**Set task**:
Search the material for the word "Fourier" and report each line where it turns up.

**Data shown**:
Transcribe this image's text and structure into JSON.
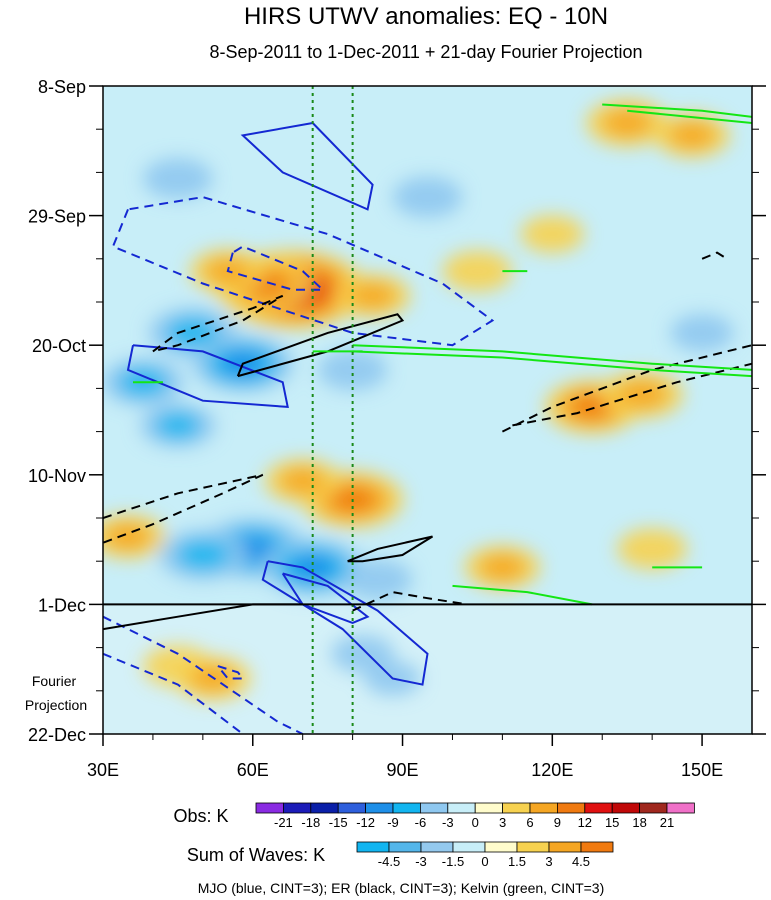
{
  "chart_data": {
    "type": "heatmap",
    "title": "HIRS UTWV anomalies: EQ - 10N",
    "subtitle": "8-Sep-2011 to 1-Dec-2011 + 21-day Fourier Projection",
    "x_axis": {
      "range_deg": [
        30,
        160
      ],
      "tick_values": [
        30,
        60,
        90,
        120,
        150
      ],
      "tick_labels": [
        "30E",
        "60E",
        "90E",
        "120E",
        "150E"
      ]
    },
    "y_axis": {
      "range_days_from_start": [
        0,
        105
      ],
      "tick_days": [
        0,
        21,
        42,
        63,
        84,
        105
      ],
      "tick_labels": [
        "8-Sep",
        "29-Sep",
        "20-Oct",
        "10-Nov",
        "1-Dec",
        "22-Dec"
      ]
    },
    "forecast_start_day": 84,
    "projection_label": [
      "Fourier",
      "Projection"
    ],
    "reference_lines_lon": [
      72,
      80
    ],
    "obs_legend": {
      "label": "Obs: K",
      "levels": [
        "-21",
        "-18",
        "-15",
        "-12",
        "-9",
        "-6",
        "-3",
        "0",
        "3",
        "6",
        "9",
        "12",
        "15",
        "18",
        "21"
      ],
      "colors": [
        "#8a2be2",
        "#1c1cb8",
        "#0a1fa8",
        "#2e5fdc",
        "#1e8fe8",
        "#12b5f0",
        "#8fc8f0",
        "#c8eef8",
        "#fffccc",
        "#f7d250",
        "#f5a623",
        "#f07a10",
        "#e01010",
        "#c00808",
        "#a0281e",
        "#f070c8"
      ]
    },
    "waves_legend": {
      "label": "Sum of Waves: K",
      "levels": [
        "-4.5",
        "-3",
        "-1.5",
        "0",
        "1.5",
        "3",
        "4.5"
      ],
      "colors": [
        "#12b5f0",
        "#54b6ea",
        "#94c9ee",
        "#c8eef8",
        "#fffccc",
        "#f7d250",
        "#f5a623",
        "#f07a10"
      ]
    },
    "contour_caption": "MJO (blue, CINT=3); ER (black, CINT=3); Kelvin (green, CINT=3)",
    "anomaly_blobs": [
      {
        "lon": 68,
        "day": 33,
        "value": 16
      },
      {
        "lon": 62,
        "day": 32,
        "value": 9
      },
      {
        "lon": 55,
        "day": 30,
        "value": 5
      },
      {
        "lon": 84,
        "day": 34,
        "value": 5
      },
      {
        "lon": 48,
        "day": 40,
        "value": -7
      },
      {
        "lon": 58,
        "day": 45,
        "value": -9
      },
      {
        "lon": 38,
        "day": 48,
        "value": -6
      },
      {
        "lon": 80,
        "day": 46,
        "value": -4
      },
      {
        "lon": 45,
        "day": 55,
        "value": -5
      },
      {
        "lon": 60,
        "day": 75,
        "value": -10
      },
      {
        "lon": 72,
        "day": 78,
        "value": -9
      },
      {
        "lon": 50,
        "day": 76,
        "value": -7
      },
      {
        "lon": 85,
        "day": 80,
        "value": -4
      },
      {
        "lon": 135,
        "day": 6,
        "value": 6
      },
      {
        "lon": 148,
        "day": 8,
        "value": 5
      },
      {
        "lon": 128,
        "day": 52,
        "value": 8
      },
      {
        "lon": 138,
        "day": 50,
        "value": 6
      },
      {
        "lon": 80,
        "day": 67,
        "value": 9
      },
      {
        "lon": 70,
        "day": 64,
        "value": 5
      },
      {
        "lon": 105,
        "day": 30,
        "value": 4
      },
      {
        "lon": 120,
        "day": 24,
        "value": 3
      },
      {
        "lon": 35,
        "day": 73,
        "value": 5
      },
      {
        "lon": 110,
        "day": 78,
        "value": 5
      },
      {
        "lon": 140,
        "day": 75,
        "value": 4
      },
      {
        "lon": 95,
        "day": 18,
        "value": -4
      },
      {
        "lon": 150,
        "day": 40,
        "value": -3
      },
      {
        "lon": 45,
        "day": 15,
        "value": -4
      },
      {
        "lon": 45,
        "day": 94,
        "value": 4
      },
      {
        "lon": 52,
        "day": 96,
        "value": 5
      },
      {
        "lon": 82,
        "day": 92,
        "value": -3
      },
      {
        "lon": 88,
        "day": 96,
        "value": -2
      }
    ],
    "contours": [
      {
        "wave": "MJO",
        "sign": "positive",
        "points": [
          [
            72,
            6
          ],
          [
            58,
            8
          ],
          [
            66,
            14
          ],
          [
            83,
            20
          ],
          [
            84,
            16
          ],
          [
            72,
            6
          ]
        ]
      },
      {
        "wave": "MJO",
        "sign": "negative",
        "points": [
          [
            35,
            20
          ],
          [
            32,
            26
          ],
          [
            50,
            32
          ],
          [
            80,
            40
          ],
          [
            100,
            42
          ],
          [
            108,
            38
          ],
          [
            98,
            32
          ],
          [
            75,
            24
          ],
          [
            50,
            18
          ],
          [
            35,
            20
          ]
        ]
      },
      {
        "wave": "MJO",
        "sign": "negative",
        "points": [
          [
            56,
            27
          ],
          [
            55,
            30
          ],
          [
            68,
            33
          ],
          [
            74,
            33
          ],
          [
            70,
            30
          ],
          [
            58,
            26
          ],
          [
            56,
            27
          ]
        ]
      },
      {
        "wave": "MJO",
        "sign": "positive",
        "points": [
          [
            36,
            42
          ],
          [
            35,
            46
          ],
          [
            50,
            51
          ],
          [
            67,
            52
          ],
          [
            66,
            48
          ],
          [
            50,
            43
          ],
          [
            36,
            42
          ]
        ]
      },
      {
        "wave": "MJO",
        "sign": "positive",
        "points": [
          [
            63,
            77
          ],
          [
            62,
            80
          ],
          [
            78,
            88
          ],
          [
            88,
            96
          ],
          [
            94,
            97
          ],
          [
            95,
            92
          ],
          [
            85,
            85
          ],
          [
            70,
            78
          ],
          [
            63,
            77
          ]
        ]
      },
      {
        "wave": "MJO",
        "sign": "positive",
        "points": [
          [
            66,
            79
          ],
          [
            70,
            84
          ],
          [
            80,
            87
          ],
          [
            83,
            86
          ],
          [
            75,
            81
          ],
          [
            66,
            79
          ]
        ]
      },
      {
        "wave": "MJO",
        "sign": "negative",
        "points": [
          [
            30,
            86
          ],
          [
            45,
            92
          ],
          [
            65,
            103
          ],
          [
            70,
            105
          ]
        ]
      },
      {
        "wave": "MJO",
        "sign": "negative",
        "points": [
          [
            30,
            92
          ],
          [
            45,
            97
          ],
          [
            58,
            105
          ]
        ]
      },
      {
        "wave": "MJO",
        "sign": "negative",
        "points": [
          [
            53,
            94
          ],
          [
            57,
            95
          ],
          [
            58,
            96
          ],
          [
            55,
            96
          ],
          [
            53,
            94
          ]
        ]
      },
      {
        "wave": "ER",
        "sign": "negative",
        "points": [
          [
            40,
            43
          ],
          [
            45,
            40
          ],
          [
            60,
            36
          ],
          [
            66,
            34
          ],
          [
            58,
            38
          ],
          [
            45,
            42
          ],
          [
            40,
            43
          ]
        ]
      },
      {
        "wave": "ER",
        "sign": "positive",
        "points": [
          [
            57,
            47
          ],
          [
            58,
            45
          ],
          [
            75,
            40
          ],
          [
            89,
            37
          ],
          [
            90,
            38
          ],
          [
            75,
            43
          ],
          [
            57,
            47
          ]
        ]
      },
      {
        "wave": "ER",
        "sign": "negative",
        "points": [
          [
            110,
            56
          ],
          [
            120,
            52
          ],
          [
            140,
            46
          ],
          [
            160,
            42
          ]
        ]
      },
      {
        "wave": "ER",
        "sign": "negative",
        "points": [
          [
            112,
            55
          ],
          [
            125,
            53
          ],
          [
            145,
            48
          ],
          [
            160,
            45
          ]
        ]
      },
      {
        "wave": "ER",
        "sign": "negative",
        "points": [
          [
            30,
            70
          ],
          [
            45,
            66
          ],
          [
            62,
            63
          ],
          [
            54,
            66
          ],
          [
            40,
            71
          ],
          [
            30,
            74
          ]
        ]
      },
      {
        "wave": "ER",
        "sign": "positive",
        "points": [
          [
            30,
            88
          ],
          [
            45,
            86
          ],
          [
            60,
            84
          ],
          [
            70,
            84
          ]
        ]
      },
      {
        "wave": "ER",
        "sign": "positive",
        "points": [
          [
            79,
            77
          ],
          [
            85,
            75
          ],
          [
            96,
            73
          ],
          [
            90,
            76
          ],
          [
            82,
            77
          ],
          [
            79,
            77
          ]
        ]
      },
      {
        "wave": "ER",
        "sign": "negative",
        "points": [
          [
            80,
            85
          ],
          [
            88,
            82
          ],
          [
            95,
            83
          ],
          [
            103,
            84
          ]
        ]
      },
      {
        "wave": "ER",
        "sign": "negative",
        "points": [
          [
            150,
            28
          ],
          [
            153,
            27
          ],
          [
            155,
            28
          ]
        ]
      },
      {
        "wave": "Kelvin",
        "sign": "positive",
        "points": [
          [
            130,
            3
          ],
          [
            150,
            4
          ],
          [
            160,
            5
          ]
        ]
      },
      {
        "wave": "Kelvin",
        "sign": "positive",
        "points": [
          [
            135,
            4
          ],
          [
            160,
            6
          ]
        ]
      },
      {
        "wave": "Kelvin",
        "sign": "positive",
        "points": [
          [
            80,
            43
          ],
          [
            110,
            44
          ],
          [
            140,
            46
          ],
          [
            160,
            47
          ]
        ]
      },
      {
        "wave": "Kelvin",
        "sign": "positive",
        "points": [
          [
            80,
            42
          ],
          [
            110,
            43
          ],
          [
            140,
            45
          ],
          [
            160,
            46
          ]
        ]
      },
      {
        "wave": "Kelvin",
        "sign": "positive",
        "points": [
          [
            36,
            48
          ],
          [
            42,
            48
          ]
        ]
      },
      {
        "wave": "Kelvin",
        "sign": "positive",
        "points": [
          [
            110,
            30
          ],
          [
            115,
            30
          ]
        ]
      },
      {
        "wave": "Kelvin",
        "sign": "positive",
        "points": [
          [
            72,
            43
          ],
          [
            82,
            43
          ]
        ]
      },
      {
        "wave": "Kelvin",
        "sign": "positive",
        "points": [
          [
            100,
            81
          ],
          [
            115,
            82
          ],
          [
            128,
            84
          ]
        ]
      },
      {
        "wave": "Kelvin",
        "sign": "positive",
        "points": [
          [
            140,
            78
          ],
          [
            150,
            78
          ]
        ]
      }
    ]
  }
}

**Task result**:
    "subtitle": "8-Sep-2011 to 1-Dec-2011 + 21-day Fourier Projection",
      "Fourier",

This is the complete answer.